= Collected data entries =
........
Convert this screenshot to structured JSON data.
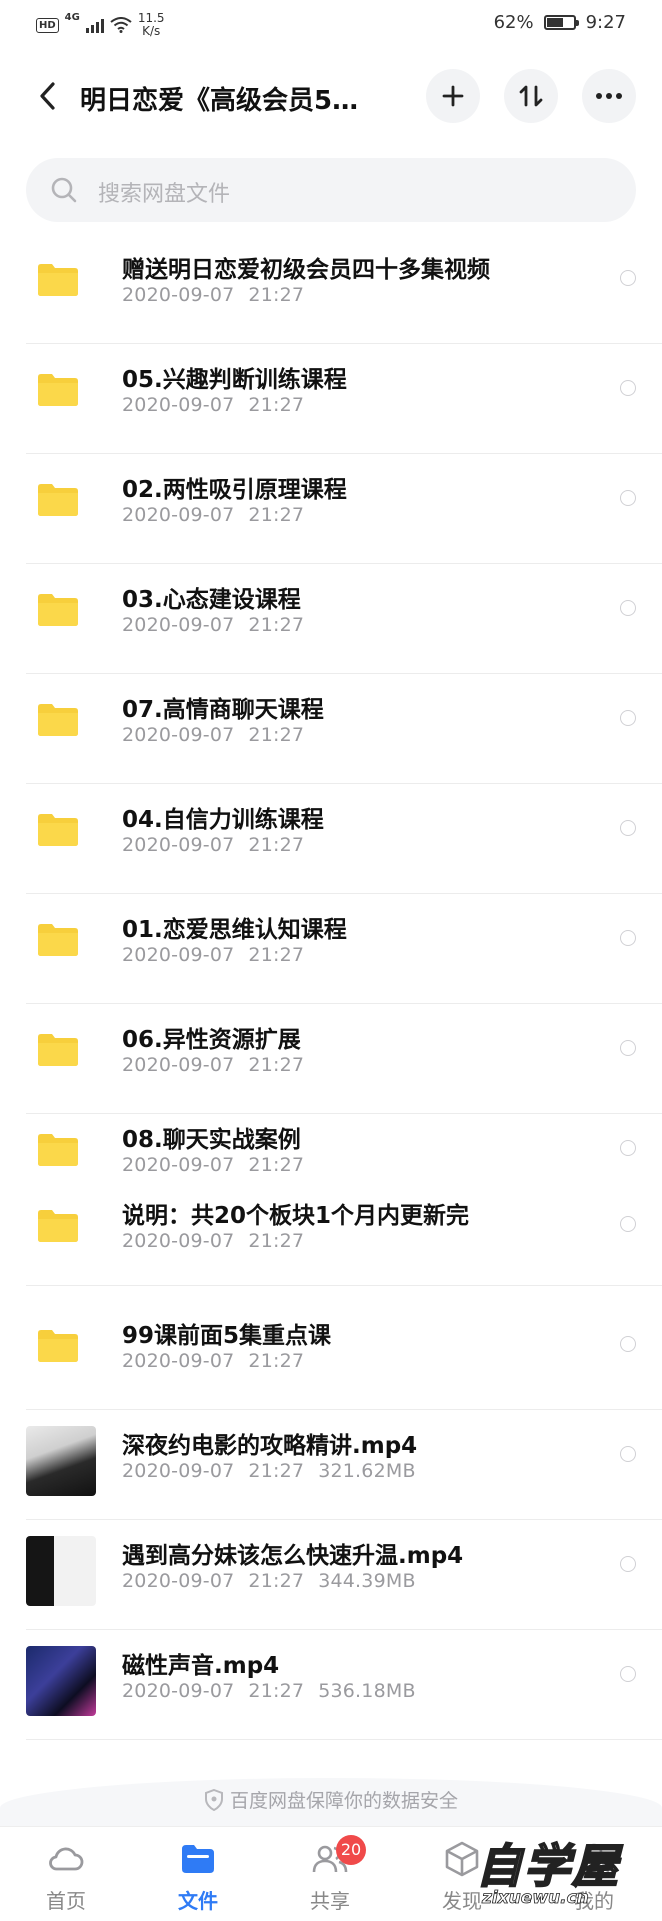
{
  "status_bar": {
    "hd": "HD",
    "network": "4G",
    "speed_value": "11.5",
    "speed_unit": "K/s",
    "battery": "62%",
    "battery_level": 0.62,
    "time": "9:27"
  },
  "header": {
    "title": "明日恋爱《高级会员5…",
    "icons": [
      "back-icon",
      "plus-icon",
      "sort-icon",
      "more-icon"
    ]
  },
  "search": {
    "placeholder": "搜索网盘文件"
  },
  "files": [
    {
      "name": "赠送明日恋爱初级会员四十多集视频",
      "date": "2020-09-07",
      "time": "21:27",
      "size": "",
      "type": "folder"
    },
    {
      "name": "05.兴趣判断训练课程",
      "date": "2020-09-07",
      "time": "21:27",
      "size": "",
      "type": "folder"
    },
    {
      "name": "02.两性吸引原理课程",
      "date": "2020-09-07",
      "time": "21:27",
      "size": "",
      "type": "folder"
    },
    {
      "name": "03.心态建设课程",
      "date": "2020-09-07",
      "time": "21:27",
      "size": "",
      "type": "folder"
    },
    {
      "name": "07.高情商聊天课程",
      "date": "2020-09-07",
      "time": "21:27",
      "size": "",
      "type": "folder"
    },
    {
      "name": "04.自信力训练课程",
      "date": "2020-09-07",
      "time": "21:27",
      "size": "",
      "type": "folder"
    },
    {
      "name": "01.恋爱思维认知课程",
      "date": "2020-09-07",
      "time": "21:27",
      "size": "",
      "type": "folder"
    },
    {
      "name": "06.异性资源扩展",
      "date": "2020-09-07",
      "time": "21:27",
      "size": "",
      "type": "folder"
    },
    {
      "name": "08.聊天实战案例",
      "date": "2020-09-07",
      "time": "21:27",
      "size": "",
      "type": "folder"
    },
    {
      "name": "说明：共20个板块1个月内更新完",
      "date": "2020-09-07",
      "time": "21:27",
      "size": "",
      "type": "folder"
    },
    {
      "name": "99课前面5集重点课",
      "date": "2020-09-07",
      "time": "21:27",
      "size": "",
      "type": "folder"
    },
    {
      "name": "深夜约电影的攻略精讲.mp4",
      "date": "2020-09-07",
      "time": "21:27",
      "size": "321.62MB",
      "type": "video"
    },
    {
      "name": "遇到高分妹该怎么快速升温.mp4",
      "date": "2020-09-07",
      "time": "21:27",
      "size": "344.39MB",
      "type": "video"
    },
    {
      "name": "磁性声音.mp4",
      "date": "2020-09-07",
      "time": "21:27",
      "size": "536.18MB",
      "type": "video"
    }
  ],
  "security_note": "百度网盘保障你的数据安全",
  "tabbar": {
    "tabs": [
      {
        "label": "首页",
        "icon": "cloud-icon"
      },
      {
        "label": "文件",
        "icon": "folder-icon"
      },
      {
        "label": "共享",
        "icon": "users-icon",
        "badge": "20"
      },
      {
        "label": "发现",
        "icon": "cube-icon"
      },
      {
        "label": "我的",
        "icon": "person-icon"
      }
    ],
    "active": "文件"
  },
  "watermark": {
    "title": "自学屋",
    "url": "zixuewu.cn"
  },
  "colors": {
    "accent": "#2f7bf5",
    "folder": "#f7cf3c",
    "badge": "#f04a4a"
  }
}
........
Write the full listing out again with every line unchanged, but include no pictures.

Convert this screenshot to structured JSON data.
{
  "status_bar": {
    "hd": "HD",
    "network": "4G",
    "speed_value": "11.5",
    "speed_unit": "K/s",
    "battery": "62%",
    "battery_level": 0.62,
    "time": "9:27"
  },
  "header": {
    "title": "明日恋爱《高级会员5…",
    "icons": [
      "back-icon",
      "plus-icon",
      "sort-icon",
      "more-icon"
    ]
  },
  "search": {
    "placeholder": "搜索网盘文件"
  },
  "files": [
    {
      "name": "赠送明日恋爱初级会员四十多集视频",
      "date": "2020-09-07",
      "time": "21:27",
      "size": "",
      "type": "folder"
    },
    {
      "name": "05.兴趣判断训练课程",
      "date": "2020-09-07",
      "time": "21:27",
      "size": "",
      "type": "folder"
    },
    {
      "name": "02.两性吸引原理课程",
      "date": "2020-09-07",
      "time": "21:27",
      "size": "",
      "type": "folder"
    },
    {
      "name": "03.心态建设课程",
      "date": "2020-09-07",
      "time": "21:27",
      "size": "",
      "type": "folder"
    },
    {
      "name": "07.高情商聊天课程",
      "date": "2020-09-07",
      "time": "21:27",
      "size": "",
      "type": "folder"
    },
    {
      "name": "04.自信力训练课程",
      "date": "2020-09-07",
      "time": "21:27",
      "size": "",
      "type": "folder"
    },
    {
      "name": "01.恋爱思维认知课程",
      "date": "2020-09-07",
      "time": "21:27",
      "size": "",
      "type": "folder"
    },
    {
      "name": "06.异性资源扩展",
      "date": "2020-09-07",
      "time": "21:27",
      "size": "",
      "type": "folder"
    },
    {
      "name": "08.聊天实战案例",
      "date": "2020-09-07",
      "time": "21:27",
      "size": "",
      "type": "folder"
    },
    {
      "name": "说明：共20个板块1个月内更新完",
      "date": "2020-09-07",
      "time": "21:27",
      "size": "",
      "type": "folder"
    },
    {
      "name": "99课前面5集重点课",
      "date": "2020-09-07",
      "time": "21:27",
      "size": "",
      "type": "folder"
    },
    {
      "name": "深夜约电影的攻略精讲.mp4",
      "date": "2020-09-07",
      "time": "21:27",
      "size": "321.62MB",
      "type": "video"
    },
    {
      "name": "遇到高分妹该怎么快速升温.mp4",
      "date": "2020-09-07",
      "time": "21:27",
      "size": "344.39MB",
      "type": "video"
    },
    {
      "name": "磁性声音.mp4",
      "date": "2020-09-07",
      "time": "21:27",
      "size": "536.18MB",
      "type": "video"
    }
  ],
  "security_note": "百度网盘保障你的数据安全",
  "tabbar": {
    "tabs": [
      {
        "label": "首页",
        "icon": "cloud-icon"
      },
      {
        "label": "文件",
        "icon": "folder-icon"
      },
      {
        "label": "共享",
        "icon": "users-icon",
        "badge": "20"
      },
      {
        "label": "发现",
        "icon": "cube-icon"
      },
      {
        "label": "我的",
        "icon": "person-icon"
      }
    ],
    "active": "文件"
  },
  "watermark": {
    "title": "自学屋",
    "url": "zixuewu.cn"
  },
  "colors": {
    "accent": "#2f7bf5",
    "folder": "#f7cf3c",
    "badge": "#f04a4a"
  }
}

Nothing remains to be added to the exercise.